*Exercise description*: Count how many lines contain the word "filter". Please give only the number.

Saved data entries
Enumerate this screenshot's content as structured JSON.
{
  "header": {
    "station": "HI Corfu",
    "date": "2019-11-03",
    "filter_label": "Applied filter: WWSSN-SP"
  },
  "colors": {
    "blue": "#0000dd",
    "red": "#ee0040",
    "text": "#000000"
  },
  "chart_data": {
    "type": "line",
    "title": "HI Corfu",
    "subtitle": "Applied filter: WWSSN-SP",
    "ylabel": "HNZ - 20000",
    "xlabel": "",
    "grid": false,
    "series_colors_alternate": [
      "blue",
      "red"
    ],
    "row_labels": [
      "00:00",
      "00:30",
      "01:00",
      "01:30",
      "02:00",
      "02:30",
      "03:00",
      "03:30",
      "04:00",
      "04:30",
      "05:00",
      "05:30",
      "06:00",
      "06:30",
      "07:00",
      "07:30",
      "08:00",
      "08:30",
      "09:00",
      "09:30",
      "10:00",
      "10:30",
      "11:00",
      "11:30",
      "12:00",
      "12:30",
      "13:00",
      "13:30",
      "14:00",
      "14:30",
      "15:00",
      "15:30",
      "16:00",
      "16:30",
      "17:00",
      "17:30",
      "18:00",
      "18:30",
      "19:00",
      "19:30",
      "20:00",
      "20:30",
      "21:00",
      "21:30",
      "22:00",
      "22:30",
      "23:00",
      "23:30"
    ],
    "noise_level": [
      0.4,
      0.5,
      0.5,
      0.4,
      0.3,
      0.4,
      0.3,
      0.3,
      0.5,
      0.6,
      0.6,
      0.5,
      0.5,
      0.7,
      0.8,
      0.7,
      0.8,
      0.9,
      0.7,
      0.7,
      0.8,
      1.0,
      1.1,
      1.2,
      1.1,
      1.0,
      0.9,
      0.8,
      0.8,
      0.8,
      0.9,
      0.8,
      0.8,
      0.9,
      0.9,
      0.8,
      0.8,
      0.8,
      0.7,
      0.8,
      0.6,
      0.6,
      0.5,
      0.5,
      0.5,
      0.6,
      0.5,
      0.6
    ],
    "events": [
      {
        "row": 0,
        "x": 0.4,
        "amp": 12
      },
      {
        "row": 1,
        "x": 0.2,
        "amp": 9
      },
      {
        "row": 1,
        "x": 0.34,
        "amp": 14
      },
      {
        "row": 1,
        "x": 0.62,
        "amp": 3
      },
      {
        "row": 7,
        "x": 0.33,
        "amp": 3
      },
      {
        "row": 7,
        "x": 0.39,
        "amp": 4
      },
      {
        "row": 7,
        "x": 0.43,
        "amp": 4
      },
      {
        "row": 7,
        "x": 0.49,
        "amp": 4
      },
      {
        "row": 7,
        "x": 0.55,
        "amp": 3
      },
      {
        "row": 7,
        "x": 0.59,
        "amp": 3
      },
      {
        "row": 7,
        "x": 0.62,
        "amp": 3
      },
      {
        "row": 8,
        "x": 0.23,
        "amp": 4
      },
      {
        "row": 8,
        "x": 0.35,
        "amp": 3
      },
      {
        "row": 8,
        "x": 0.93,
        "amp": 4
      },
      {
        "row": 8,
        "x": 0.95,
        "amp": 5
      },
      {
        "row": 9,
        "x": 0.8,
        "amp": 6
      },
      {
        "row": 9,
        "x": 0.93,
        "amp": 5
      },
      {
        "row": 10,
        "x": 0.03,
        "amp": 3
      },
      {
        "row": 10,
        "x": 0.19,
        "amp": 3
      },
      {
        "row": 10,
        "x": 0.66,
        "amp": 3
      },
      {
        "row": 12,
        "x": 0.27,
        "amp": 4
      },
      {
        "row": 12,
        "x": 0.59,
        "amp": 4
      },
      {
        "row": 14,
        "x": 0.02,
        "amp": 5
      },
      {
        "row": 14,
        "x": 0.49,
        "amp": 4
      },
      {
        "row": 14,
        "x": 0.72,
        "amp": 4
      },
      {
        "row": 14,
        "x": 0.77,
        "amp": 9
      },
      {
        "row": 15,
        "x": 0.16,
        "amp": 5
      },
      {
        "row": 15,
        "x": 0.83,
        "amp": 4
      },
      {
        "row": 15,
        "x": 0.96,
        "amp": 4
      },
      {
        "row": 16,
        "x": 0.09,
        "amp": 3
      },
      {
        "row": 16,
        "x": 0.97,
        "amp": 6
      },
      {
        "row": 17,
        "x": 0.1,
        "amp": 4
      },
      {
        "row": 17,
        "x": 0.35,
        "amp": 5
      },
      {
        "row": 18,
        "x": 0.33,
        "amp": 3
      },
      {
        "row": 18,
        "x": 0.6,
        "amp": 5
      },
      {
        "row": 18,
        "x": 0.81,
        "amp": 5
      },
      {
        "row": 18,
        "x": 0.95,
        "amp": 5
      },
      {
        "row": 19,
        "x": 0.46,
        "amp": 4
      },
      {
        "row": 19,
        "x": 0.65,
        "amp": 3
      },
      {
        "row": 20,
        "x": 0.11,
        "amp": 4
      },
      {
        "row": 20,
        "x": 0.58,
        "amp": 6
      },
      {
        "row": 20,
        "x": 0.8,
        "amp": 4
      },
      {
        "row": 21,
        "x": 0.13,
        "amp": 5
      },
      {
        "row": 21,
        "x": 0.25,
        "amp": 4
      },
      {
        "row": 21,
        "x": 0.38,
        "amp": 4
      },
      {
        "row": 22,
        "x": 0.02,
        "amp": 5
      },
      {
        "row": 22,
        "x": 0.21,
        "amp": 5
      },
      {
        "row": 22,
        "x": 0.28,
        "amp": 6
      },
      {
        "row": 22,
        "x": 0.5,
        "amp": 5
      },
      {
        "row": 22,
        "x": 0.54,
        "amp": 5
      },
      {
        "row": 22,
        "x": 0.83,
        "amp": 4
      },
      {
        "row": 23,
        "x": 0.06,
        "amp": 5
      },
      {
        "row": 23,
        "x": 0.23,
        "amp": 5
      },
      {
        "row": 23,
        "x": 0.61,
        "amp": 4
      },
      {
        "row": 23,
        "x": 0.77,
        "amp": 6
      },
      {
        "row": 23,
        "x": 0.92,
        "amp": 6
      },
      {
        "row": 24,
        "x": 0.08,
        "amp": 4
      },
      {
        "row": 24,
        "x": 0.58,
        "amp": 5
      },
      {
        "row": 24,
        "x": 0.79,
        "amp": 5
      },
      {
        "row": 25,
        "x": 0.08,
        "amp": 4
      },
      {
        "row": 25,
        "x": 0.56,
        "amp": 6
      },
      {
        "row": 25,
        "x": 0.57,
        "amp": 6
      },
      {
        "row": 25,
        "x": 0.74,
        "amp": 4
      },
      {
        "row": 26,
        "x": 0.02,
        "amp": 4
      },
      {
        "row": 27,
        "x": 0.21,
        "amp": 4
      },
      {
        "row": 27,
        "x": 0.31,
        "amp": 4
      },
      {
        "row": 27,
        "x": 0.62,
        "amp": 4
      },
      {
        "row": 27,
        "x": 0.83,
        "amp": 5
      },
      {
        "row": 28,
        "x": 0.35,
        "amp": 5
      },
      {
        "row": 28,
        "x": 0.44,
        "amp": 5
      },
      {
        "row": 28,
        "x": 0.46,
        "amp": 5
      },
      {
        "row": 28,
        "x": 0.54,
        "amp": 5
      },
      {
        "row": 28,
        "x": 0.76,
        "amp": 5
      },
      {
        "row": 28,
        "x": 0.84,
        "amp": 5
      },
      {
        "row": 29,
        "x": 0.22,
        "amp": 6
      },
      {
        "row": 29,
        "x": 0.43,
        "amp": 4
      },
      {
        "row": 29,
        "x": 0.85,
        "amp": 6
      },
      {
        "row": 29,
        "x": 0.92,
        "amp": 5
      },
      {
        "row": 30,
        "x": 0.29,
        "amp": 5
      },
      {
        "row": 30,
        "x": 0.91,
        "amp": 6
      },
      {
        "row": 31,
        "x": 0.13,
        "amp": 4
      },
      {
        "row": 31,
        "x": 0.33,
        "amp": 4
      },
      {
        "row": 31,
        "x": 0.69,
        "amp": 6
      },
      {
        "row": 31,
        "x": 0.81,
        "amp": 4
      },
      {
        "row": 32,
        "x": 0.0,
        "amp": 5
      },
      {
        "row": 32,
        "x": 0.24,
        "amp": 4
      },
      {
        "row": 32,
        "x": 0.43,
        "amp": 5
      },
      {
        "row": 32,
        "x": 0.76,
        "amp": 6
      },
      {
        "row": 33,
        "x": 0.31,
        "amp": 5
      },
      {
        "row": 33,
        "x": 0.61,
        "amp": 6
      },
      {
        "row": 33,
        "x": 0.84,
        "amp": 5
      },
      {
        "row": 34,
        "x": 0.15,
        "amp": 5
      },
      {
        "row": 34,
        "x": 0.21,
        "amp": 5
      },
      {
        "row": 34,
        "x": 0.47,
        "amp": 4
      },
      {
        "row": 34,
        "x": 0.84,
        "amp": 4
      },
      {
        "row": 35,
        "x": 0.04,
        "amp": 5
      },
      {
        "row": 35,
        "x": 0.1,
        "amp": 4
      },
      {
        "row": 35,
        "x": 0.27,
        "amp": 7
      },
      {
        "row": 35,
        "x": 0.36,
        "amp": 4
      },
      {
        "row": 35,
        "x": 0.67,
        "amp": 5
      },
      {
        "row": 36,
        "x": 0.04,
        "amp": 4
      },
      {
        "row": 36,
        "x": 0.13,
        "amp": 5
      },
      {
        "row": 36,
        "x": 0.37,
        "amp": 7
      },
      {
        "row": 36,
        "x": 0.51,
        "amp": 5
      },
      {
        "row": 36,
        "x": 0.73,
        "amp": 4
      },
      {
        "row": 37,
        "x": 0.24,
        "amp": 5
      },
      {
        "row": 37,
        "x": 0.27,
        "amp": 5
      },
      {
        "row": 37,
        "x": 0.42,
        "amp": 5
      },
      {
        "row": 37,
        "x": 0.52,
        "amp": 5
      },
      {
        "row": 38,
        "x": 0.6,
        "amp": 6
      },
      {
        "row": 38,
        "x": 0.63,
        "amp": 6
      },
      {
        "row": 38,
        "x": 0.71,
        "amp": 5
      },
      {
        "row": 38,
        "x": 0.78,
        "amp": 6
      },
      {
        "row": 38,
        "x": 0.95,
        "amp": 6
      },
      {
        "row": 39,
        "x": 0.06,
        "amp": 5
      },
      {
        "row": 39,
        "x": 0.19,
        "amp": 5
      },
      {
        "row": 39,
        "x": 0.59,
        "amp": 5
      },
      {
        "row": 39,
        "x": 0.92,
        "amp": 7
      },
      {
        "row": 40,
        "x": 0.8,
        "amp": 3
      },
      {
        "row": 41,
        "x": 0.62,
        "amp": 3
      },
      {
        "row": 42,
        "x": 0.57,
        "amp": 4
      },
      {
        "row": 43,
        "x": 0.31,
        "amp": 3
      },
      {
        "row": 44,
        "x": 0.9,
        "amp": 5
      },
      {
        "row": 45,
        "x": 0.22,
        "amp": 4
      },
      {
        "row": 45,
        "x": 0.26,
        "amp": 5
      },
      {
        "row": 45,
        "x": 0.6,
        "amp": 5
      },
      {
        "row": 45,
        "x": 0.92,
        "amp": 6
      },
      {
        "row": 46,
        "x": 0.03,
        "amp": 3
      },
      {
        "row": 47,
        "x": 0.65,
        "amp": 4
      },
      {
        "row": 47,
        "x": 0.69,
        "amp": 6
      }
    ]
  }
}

*Result for this task*: 2